═══ EXTRACTED RECORDS

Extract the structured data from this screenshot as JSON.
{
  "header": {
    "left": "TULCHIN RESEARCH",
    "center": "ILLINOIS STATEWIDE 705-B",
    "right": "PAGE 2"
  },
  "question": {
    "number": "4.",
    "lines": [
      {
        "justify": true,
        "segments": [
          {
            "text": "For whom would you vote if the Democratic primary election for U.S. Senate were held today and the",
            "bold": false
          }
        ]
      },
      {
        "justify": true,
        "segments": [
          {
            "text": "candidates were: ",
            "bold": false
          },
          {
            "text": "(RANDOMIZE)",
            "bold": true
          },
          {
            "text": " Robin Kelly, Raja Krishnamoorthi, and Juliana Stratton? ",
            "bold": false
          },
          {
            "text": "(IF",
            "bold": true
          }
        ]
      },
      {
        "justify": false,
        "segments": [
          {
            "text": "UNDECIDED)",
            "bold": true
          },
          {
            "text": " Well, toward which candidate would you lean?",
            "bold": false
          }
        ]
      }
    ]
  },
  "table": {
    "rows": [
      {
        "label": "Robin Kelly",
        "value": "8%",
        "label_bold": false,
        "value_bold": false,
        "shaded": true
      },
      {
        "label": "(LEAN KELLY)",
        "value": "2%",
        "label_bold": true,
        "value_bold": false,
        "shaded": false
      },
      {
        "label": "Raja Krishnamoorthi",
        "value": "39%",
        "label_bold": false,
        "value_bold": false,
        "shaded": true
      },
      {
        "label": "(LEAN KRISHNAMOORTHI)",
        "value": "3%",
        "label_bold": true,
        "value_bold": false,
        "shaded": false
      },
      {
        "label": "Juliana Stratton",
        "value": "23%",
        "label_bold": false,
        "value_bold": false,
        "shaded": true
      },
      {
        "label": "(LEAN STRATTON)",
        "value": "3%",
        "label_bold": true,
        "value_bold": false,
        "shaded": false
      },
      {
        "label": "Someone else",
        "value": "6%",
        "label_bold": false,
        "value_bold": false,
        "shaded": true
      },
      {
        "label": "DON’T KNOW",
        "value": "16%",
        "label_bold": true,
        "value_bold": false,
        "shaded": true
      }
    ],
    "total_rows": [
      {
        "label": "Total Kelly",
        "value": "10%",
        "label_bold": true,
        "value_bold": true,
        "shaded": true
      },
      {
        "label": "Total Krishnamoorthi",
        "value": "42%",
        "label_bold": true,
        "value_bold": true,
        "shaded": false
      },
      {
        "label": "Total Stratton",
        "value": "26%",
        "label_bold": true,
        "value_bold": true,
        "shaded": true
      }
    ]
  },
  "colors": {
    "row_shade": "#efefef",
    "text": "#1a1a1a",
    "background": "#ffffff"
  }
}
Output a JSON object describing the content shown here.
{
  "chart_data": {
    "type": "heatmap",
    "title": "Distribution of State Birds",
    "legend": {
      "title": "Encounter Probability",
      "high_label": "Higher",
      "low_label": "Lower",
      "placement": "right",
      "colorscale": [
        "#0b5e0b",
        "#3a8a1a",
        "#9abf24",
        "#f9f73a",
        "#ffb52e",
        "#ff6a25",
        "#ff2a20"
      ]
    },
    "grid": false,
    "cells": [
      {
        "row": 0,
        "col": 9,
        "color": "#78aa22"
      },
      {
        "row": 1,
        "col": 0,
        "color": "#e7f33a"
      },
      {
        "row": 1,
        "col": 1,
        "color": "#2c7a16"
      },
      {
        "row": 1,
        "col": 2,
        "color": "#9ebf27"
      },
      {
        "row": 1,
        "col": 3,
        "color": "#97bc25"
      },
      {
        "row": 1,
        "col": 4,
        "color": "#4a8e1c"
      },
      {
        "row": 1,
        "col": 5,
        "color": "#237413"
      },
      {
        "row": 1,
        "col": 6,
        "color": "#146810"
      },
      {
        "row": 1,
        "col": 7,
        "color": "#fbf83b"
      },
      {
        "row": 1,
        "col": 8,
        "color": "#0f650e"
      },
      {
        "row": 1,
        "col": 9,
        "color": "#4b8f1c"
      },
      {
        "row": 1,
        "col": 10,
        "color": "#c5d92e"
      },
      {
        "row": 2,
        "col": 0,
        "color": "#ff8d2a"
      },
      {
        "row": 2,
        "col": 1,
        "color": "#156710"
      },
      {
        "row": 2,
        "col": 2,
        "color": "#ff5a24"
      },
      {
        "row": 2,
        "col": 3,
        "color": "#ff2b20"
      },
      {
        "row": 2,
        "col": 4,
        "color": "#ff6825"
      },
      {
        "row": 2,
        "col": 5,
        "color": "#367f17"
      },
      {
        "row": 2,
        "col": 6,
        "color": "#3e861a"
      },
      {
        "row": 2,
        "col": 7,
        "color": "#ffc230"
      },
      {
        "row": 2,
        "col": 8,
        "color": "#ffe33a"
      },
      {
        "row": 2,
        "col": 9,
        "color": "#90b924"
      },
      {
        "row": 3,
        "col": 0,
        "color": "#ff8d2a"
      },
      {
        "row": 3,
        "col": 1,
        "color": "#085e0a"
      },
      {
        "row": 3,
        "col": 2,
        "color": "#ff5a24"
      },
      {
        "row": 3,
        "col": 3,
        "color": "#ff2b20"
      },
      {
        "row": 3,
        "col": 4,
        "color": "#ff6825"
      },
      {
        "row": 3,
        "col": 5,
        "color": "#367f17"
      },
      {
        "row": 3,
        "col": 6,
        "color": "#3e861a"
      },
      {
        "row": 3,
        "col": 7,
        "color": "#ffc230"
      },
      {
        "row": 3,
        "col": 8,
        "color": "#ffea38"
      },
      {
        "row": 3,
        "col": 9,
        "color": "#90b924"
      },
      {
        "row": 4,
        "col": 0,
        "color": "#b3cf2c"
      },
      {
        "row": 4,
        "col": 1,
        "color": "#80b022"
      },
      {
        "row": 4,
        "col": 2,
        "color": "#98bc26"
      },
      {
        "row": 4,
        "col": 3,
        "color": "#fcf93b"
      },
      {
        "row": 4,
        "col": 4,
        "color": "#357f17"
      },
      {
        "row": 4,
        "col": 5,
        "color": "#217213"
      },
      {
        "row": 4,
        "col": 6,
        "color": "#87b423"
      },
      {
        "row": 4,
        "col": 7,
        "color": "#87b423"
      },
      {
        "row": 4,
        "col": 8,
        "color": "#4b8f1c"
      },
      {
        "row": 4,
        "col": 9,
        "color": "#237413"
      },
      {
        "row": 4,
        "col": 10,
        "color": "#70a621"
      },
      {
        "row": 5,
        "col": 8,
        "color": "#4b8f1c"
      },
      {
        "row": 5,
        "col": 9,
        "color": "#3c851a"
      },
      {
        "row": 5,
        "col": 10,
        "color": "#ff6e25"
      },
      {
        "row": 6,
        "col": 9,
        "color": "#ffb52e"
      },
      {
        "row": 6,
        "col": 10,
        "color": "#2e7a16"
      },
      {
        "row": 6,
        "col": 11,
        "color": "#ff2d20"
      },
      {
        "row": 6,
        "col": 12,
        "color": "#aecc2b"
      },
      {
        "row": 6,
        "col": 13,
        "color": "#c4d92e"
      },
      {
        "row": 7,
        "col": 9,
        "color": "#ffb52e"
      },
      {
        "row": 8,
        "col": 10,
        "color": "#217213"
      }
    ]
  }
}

══════

# [OBJECTIVE]
Check each line of the records above for the word "Robin", then give the number of lines that have it, with no other words.

# [CORRECT ANSWER]
2